## BEGIN

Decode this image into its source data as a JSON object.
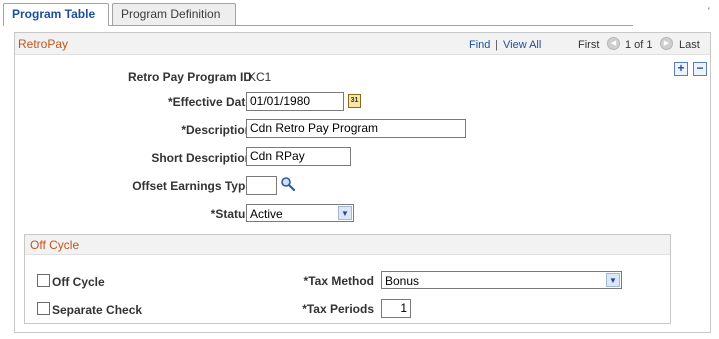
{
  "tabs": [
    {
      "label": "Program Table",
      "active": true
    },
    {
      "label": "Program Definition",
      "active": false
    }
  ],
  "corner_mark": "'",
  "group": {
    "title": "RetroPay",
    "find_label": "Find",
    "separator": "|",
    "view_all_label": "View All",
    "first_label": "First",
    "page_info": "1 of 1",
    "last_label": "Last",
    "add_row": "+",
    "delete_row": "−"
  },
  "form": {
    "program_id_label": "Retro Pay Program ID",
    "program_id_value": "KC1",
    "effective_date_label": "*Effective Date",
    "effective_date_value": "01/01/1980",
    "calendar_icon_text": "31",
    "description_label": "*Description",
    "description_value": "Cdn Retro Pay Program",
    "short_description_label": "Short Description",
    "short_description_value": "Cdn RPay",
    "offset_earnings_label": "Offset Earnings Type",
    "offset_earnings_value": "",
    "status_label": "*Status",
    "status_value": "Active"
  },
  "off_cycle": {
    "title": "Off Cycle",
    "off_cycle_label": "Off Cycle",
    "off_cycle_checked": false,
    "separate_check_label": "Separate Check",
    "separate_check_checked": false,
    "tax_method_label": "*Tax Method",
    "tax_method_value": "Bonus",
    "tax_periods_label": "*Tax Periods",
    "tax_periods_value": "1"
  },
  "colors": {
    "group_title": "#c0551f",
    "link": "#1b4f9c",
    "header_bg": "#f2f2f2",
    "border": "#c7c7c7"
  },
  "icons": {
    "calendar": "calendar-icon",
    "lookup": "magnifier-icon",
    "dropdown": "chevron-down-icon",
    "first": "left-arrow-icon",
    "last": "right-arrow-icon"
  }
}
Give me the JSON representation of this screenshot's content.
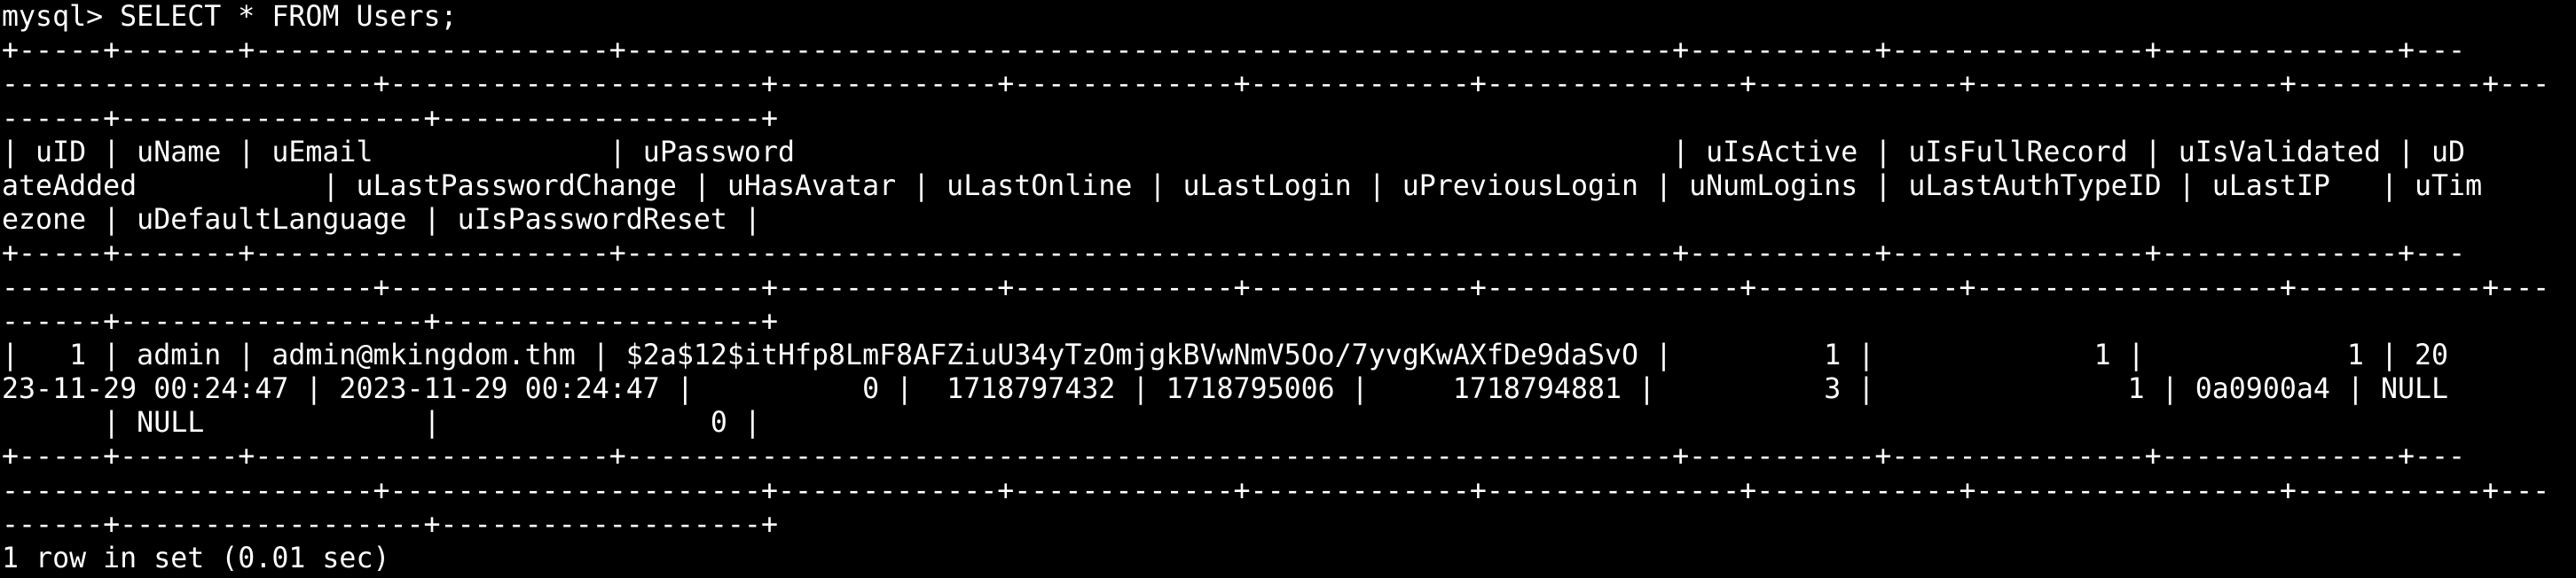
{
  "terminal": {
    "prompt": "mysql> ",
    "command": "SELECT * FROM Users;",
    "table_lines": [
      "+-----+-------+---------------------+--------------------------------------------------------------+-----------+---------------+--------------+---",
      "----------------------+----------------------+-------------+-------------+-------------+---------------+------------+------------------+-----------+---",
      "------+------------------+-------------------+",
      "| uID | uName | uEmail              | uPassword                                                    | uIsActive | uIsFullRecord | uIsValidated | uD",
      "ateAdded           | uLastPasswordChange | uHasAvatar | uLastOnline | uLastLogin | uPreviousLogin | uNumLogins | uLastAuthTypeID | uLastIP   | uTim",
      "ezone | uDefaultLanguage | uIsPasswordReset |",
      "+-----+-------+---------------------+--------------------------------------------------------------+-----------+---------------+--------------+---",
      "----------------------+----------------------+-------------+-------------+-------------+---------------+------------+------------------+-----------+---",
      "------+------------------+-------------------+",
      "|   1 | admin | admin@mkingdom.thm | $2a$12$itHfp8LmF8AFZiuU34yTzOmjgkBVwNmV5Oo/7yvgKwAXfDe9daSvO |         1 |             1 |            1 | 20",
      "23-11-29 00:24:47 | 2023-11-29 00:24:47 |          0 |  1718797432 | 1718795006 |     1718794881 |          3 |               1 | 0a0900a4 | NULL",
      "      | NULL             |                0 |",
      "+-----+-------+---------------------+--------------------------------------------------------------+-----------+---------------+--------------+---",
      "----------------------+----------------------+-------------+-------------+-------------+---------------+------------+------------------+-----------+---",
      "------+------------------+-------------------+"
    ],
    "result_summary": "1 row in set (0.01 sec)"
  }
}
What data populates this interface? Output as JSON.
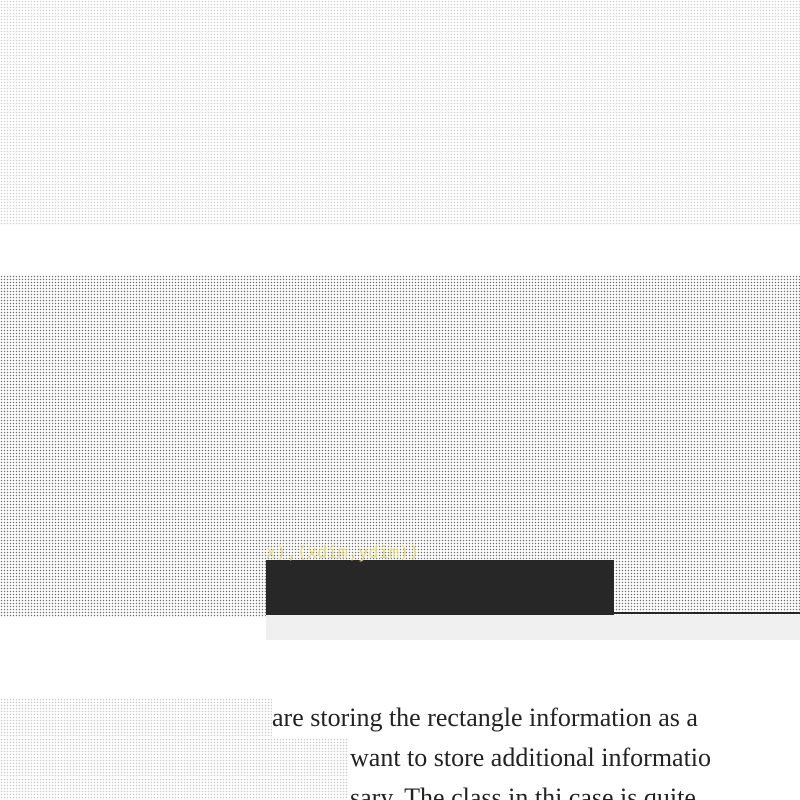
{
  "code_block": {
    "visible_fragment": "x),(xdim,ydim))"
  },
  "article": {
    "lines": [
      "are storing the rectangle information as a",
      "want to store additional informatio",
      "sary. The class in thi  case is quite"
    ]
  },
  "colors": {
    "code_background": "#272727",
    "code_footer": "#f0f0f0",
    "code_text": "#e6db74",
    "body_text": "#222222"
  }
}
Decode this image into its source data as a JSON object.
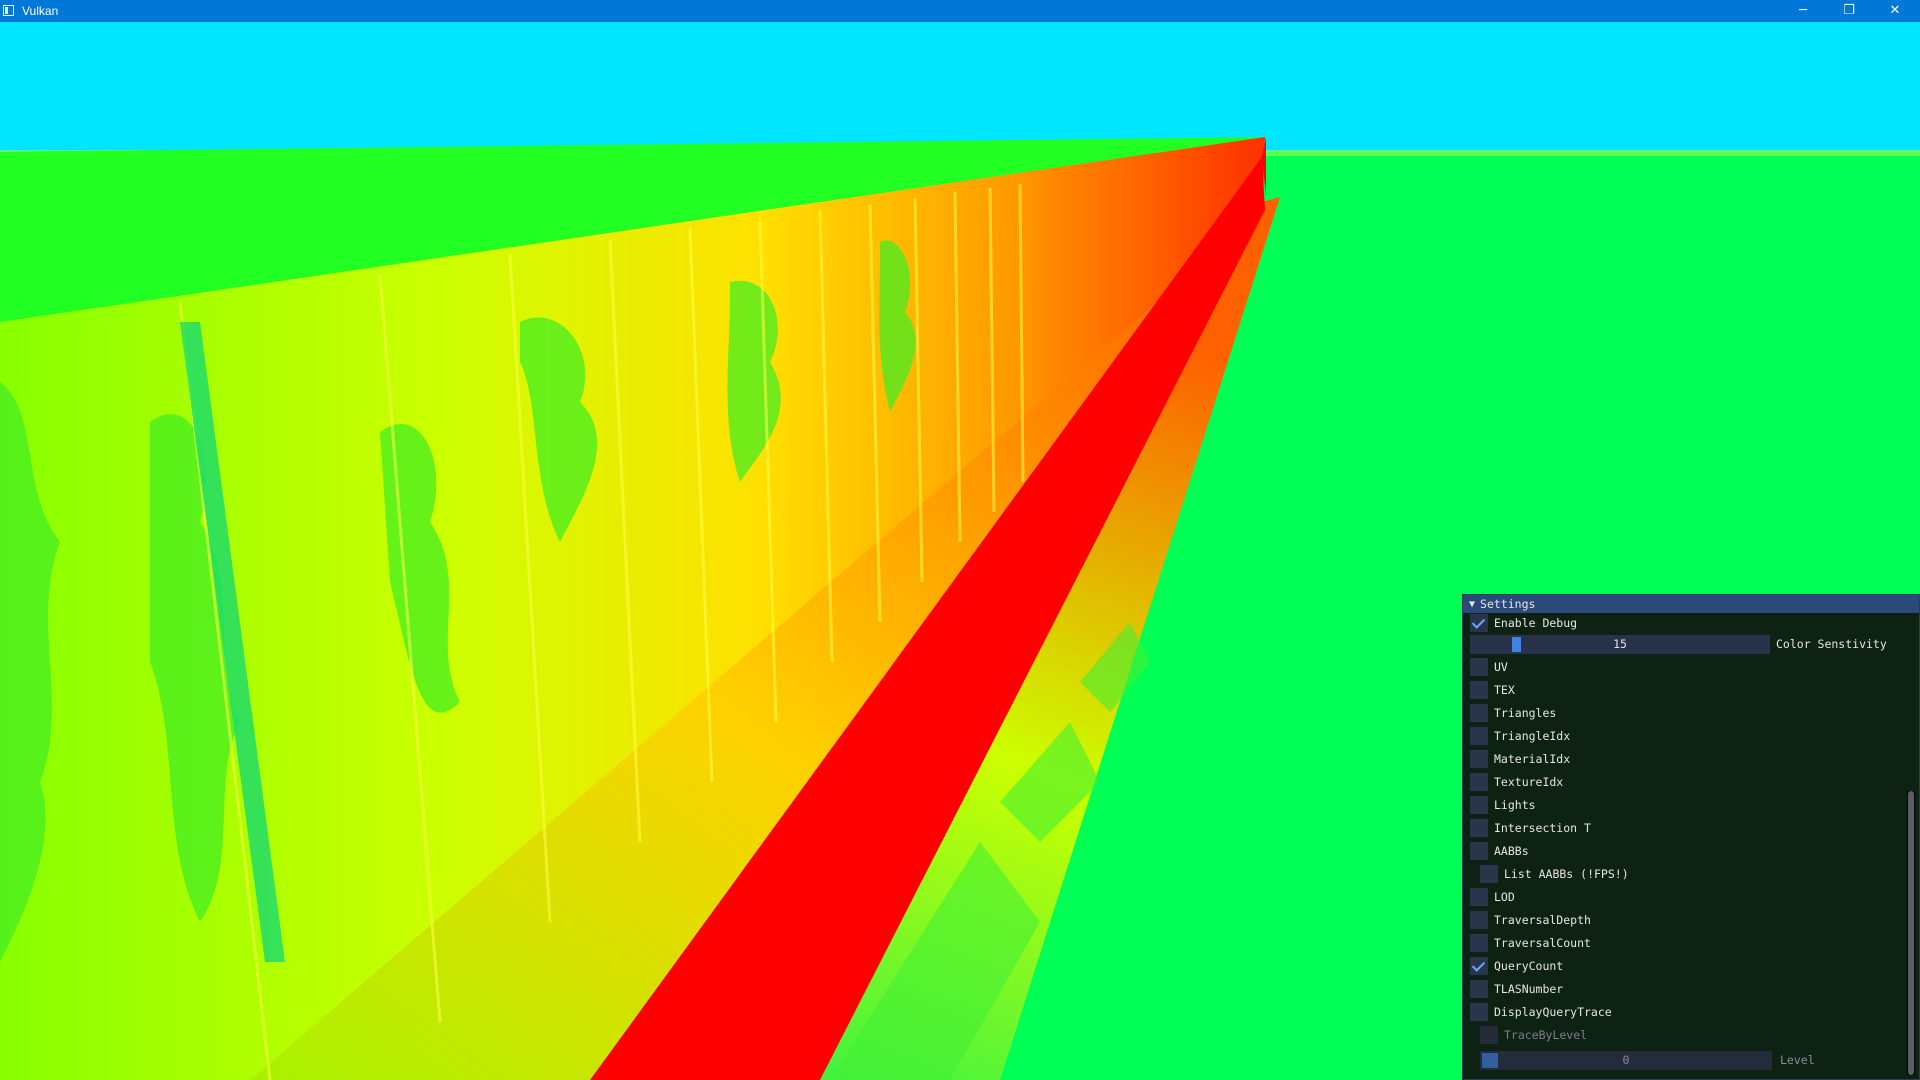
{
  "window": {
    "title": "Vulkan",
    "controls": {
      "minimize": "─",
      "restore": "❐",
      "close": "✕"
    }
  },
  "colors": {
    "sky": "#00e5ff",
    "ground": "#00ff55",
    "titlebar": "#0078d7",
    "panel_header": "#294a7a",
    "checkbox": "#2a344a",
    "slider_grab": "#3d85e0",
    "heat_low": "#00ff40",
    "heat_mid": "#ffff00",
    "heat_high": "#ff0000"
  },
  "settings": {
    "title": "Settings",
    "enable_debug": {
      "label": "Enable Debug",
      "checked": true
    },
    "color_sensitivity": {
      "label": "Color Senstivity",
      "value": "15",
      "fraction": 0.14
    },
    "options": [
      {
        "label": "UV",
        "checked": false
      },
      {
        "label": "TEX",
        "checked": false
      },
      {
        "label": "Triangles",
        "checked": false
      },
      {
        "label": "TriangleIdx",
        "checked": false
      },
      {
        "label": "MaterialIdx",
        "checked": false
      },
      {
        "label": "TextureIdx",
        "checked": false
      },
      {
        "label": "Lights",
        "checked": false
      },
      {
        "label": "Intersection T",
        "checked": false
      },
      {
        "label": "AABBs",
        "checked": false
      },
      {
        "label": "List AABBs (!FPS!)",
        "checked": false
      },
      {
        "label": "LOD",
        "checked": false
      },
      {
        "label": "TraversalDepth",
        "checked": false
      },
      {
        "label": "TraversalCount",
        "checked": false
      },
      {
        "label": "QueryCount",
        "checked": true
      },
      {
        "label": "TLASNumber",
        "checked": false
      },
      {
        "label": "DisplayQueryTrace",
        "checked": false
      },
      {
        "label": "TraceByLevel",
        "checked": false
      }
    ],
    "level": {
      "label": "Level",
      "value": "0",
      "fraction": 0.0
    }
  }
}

## END

(Task): Transcribe each entry precisely as given, leaving the pictures out.

(Response for this exercise):
Decode this image into its source data as a JSON object.
{
  "tabs": [
    {
      "label": "Program Table",
      "active": true
    },
    {
      "label": "Program Definition",
      "active": false
    }
  ],
  "corner_mark": "'",
  "group": {
    "title": "RetroPay",
    "find_label": "Find",
    "separator": "|",
    "view_all_label": "View All",
    "first_label": "First",
    "page_info": "1 of 1",
    "last_label": "Last",
    "add_row": "+",
    "delete_row": "−"
  },
  "form": {
    "program_id_label": "Retro Pay Program ID",
    "program_id_value": "KC1",
    "effective_date_label": "*Effective Date",
    "effective_date_value": "01/01/1980",
    "calendar_icon_text": "31",
    "description_label": "*Description",
    "description_value": "Cdn Retro Pay Program",
    "short_description_label": "Short Description",
    "short_description_value": "Cdn RPay",
    "offset_earnings_label": "Offset Earnings Type",
    "offset_earnings_value": "",
    "status_label": "*Status",
    "status_value": "Active"
  },
  "off_cycle": {
    "title": "Off Cycle",
    "off_cycle_label": "Off Cycle",
    "off_cycle_checked": false,
    "separate_check_label": "Separate Check",
    "separate_check_checked": false,
    "tax_method_label": "*Tax Method",
    "tax_method_value": "Bonus",
    "tax_periods_label": "*Tax Periods",
    "tax_periods_value": "1"
  },
  "colors": {
    "group_title": "#c0551f",
    "link": "#1b4f9c",
    "header_bg": "#f2f2f2",
    "border": "#c7c7c7"
  },
  "icons": {
    "calendar": "calendar-icon",
    "lookup": "magnifier-icon",
    "dropdown": "chevron-down-icon",
    "first": "left-arrow-icon",
    "last": "right-arrow-icon"
  }
}
Give me the JSON representation of this screenshot's content.
{
  "terminal": {
    "prompt": "mysql> ",
    "command": "SELECT * FROM Users;",
    "table_lines": [
      "+-----+-------+---------------------+--------------------------------------------------------------+-----------+---------------+--------------+---",
      "----------------------+----------------------+-------------+-------------+-------------+---------------+------------+------------------+-----------+---",
      "------+------------------+-------------------+",
      "| uID | uName | uEmail              | uPassword                                                    | uIsActive | uIsFullRecord | uIsValidated | uD",
      "ateAdded           | uLastPasswordChange | uHasAvatar | uLastOnline | uLastLogin | uPreviousLogin | uNumLogins | uLastAuthTypeID | uLastIP   | uTim",
      "ezone | uDefaultLanguage | uIsPasswordReset |",
      "+-----+-------+---------------------+--------------------------------------------------------------+-----------+---------------+--------------+---",
      "----------------------+----------------------+-------------+-------------+-------------+---------------+------------+------------------+-----------+---",
      "------+------------------+-------------------+",
      "|   1 | admin | admin@mkingdom.thm | $2a$12$itHfp8LmF8AFZiuU34yTzOmjgkBVwNmV5Oo/7yvgKwAXfDe9daSvO |         1 |             1 |            1 | 20",
      "23-11-29 00:24:47 | 2023-11-29 00:24:47 |          0 |  1718797432 | 1718795006 |     1718794881 |          3 |               1 | 0a0900a4 | NULL",
      "      | NULL             |                0 |",
      "+-----+-------+---------------------+--------------------------------------------------------------+-----------+---------------+--------------+---",
      "----------------------+----------------------+-------------+-------------+-------------+---------------+------------+------------------+-----------+---",
      "------+------------------+-------------------+"
    ],
    "result_summary": "1 row in set (0.01 sec)"
  }
}
What data populates this interface? Output as JSON.
{
  "code_block": {
    "visible_fragment": "x),(xdim,ydim))"
  },
  "article": {
    "lines": [
      "are storing the rectangle information as a",
      "want to store additional informatio",
      "sary. The class in thi  case is quite"
    ]
  },
  "colors": {
    "code_background": "#272727",
    "code_footer": "#f0f0f0",
    "code_text": "#e6db74",
    "body_text": "#222222"
  }
}
Decode this image into its source data as a JSON object.
{
  "window": {
    "title": "Vulkan",
    "controls": {
      "minimize": "─",
      "restore": "❐",
      "close": "✕"
    }
  },
  "colors": {
    "sky": "#00e5ff",
    "ground": "#00ff55",
    "titlebar": "#0078d7",
    "panel_header": "#294a7a",
    "checkbox": "#2a344a",
    "slider_grab": "#3d85e0",
    "heat_low": "#00ff40",
    "heat_mid": "#ffff00",
    "heat_high": "#ff0000"
  },
  "settings": {
    "title": "Settings",
    "enable_debug": {
      "label": "Enable Debug",
      "checked": true
    },
    "color_sensitivity": {
      "label": "Color Senstivity",
      "value": "15",
      "fraction": 0.14
    },
    "options": [
      {
        "label": "UV",
        "checked": false
      },
      {
        "label": "TEX",
        "checked": false
      },
      {
        "label": "Triangles",
        "checked": false
      },
      {
        "label": "TriangleIdx",
        "checked": false
      },
      {
        "label": "MaterialIdx",
        "checked": false
      },
      {
        "label": "TextureIdx",
        "checked": false
      },
      {
        "label": "Lights",
        "checked": false
      },
      {
        "label": "Intersection T",
        "checked": false
      },
      {
        "label": "AABBs",
        "checked": false
      },
      {
        "label": "List AABBs (!FPS!)",
        "checked": false
      },
      {
        "label": "LOD",
        "checked": false
      },
      {
        "label": "TraversalDepth",
        "checked": false
      },
      {
        "label": "TraversalCount",
        "checked": false
      },
      {
        "label": "QueryCount",
        "checked": true
      },
      {
        "label": "TLASNumber",
        "checked": false
      },
      {
        "label": "DisplayQueryTrace",
        "checked": false
      },
      {
        "label": "TraceByLevel",
        "checked": false
      }
    ],
    "level": {
      "label": "Level",
      "value": "0",
      "fraction": 0.0
    }
  }
}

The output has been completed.